EXCERPTED RECORDS -
START

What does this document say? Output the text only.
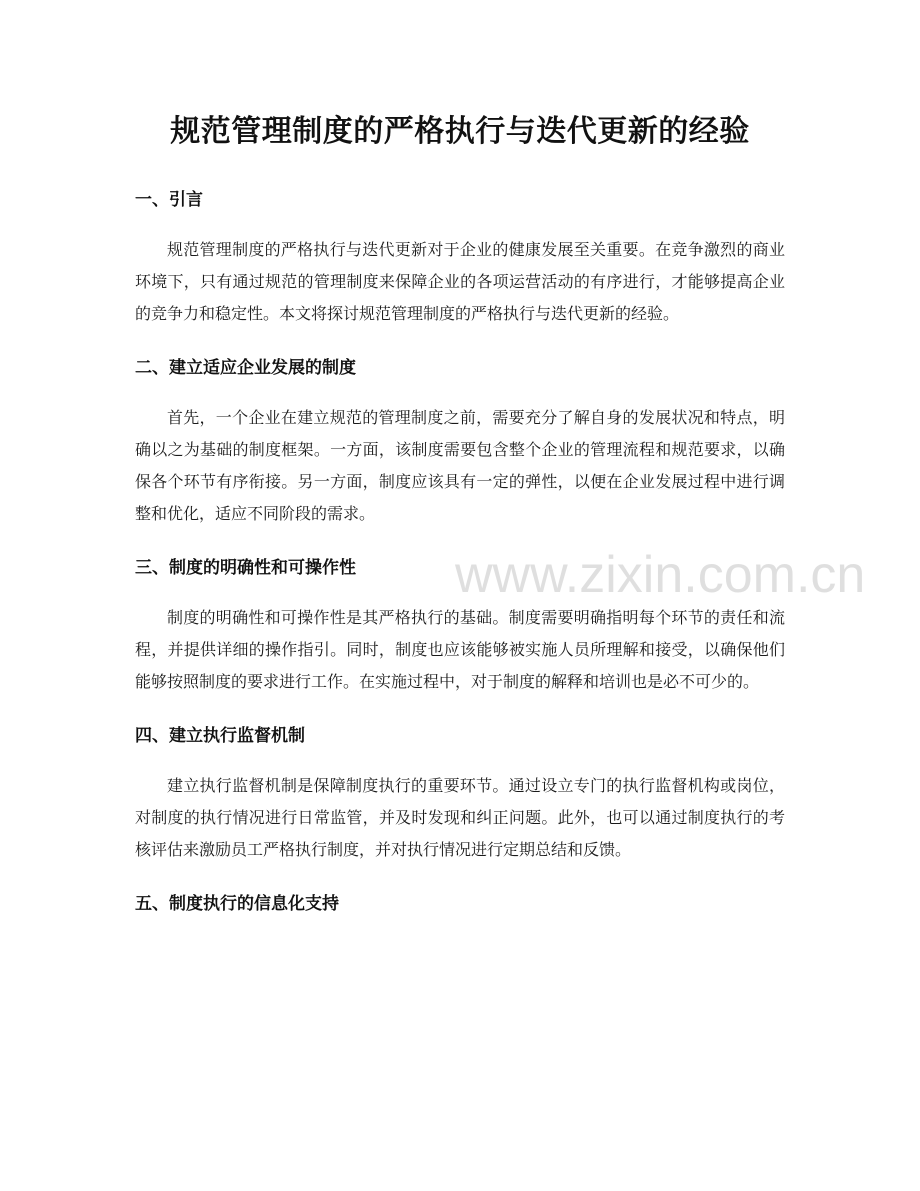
规范管理制度的严格执行与迭代更新的经验
一、引言

规范管理制度的严格执行与迭代更新对于企业的健康发展至关重要。在竞争激烈的商业环境下，只有通过规范的管理制度来保障企业的各项运营活动的有序进行，才能够提高企业的竞争力和稳定性。本文将探讨规范管理制度的严格执行与迭代更新的经验。

二、建立适应企业发展的制度

首先，一个企业在建立规范的管理制度之前，需要充分了解自身的发展状况和特点，明确以之为基础的制度框架。一方面，该制度需要包含整个企业的管理流程和规范要求，以确保各个环节有序衔接。另一方面，制度应该具有一定的弹性，以便在企业发展过程中进行调整和优化，适应不同阶段的需求。

三、制度的明确性和可操作性

制度的明确性和可操作性是其严格执行的基础。制度需要明确指明每个环节的责任和流程，并提供详细的操作指引。同时，制度也应该能够被实施人员所理解和接受，以确保他们能够按照制度的要求进行工作。在实施过程中，对于制度的解释和培训也是必不可少的。

四、建立执行监督机制

建立执行监督机制是保障制度执行的重要环节。通过设立专门的执行监督机构或岗位，对制度的执行情况进行日常监管，并及时发现和纠正问题。此外，也可以通过制度执行的考核评估来激励员工严格执行制度，并对执行情况进行定期总结和反馈。

五、制度执行的信息化支持
www.zixin.com.cn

END

TASK PROMPT - Without the pictures, write out all of the material exactly.

OUTPUT -
What does this document say? Output the text only.
规范管理制度的严格执行与迭代更新的经验
一、引言

规范管理制度的严格执行与迭代更新对于企业的健康发展至关重要。在竞争激烈的商业环境下，只有通过规范的管理制度来保障企业的各项运营活动的有序进行，才能够提高企业的竞争力和稳定性。本文将探讨规范管理制度的严格执行与迭代更新的经验。

二、建立适应企业发展的制度

首先，一个企业在建立规范的管理制度之前，需要充分了解自身的发展状况和特点，明确以之为基础的制度框架。一方面，该制度需要包含整个企业的管理流程和规范要求，以确保各个环节有序衔接。另一方面，制度应该具有一定的弹性，以便在企业发展过程中进行调整和优化，适应不同阶段的需求。

三、制度的明确性和可操作性

制度的明确性和可操作性是其严格执行的基础。制度需要明确指明每个环节的责任和流程，并提供详细的操作指引。同时，制度也应该能够被实施人员所理解和接受，以确保他们能够按照制度的要求进行工作。在实施过程中，对于制度的解释和培训也是必不可少的。

四、建立执行监督机制

建立执行监督机制是保障制度执行的重要环节。通过设立专门的执行监督机构或岗位，对制度的执行情况进行日常监管，并及时发现和纠正问题。此外，也可以通过制度执行的考核评估来激励员工严格执行制度，并对执行情况进行定期总结和反馈。

五、制度执行的信息化支持
www.zixin.com.cn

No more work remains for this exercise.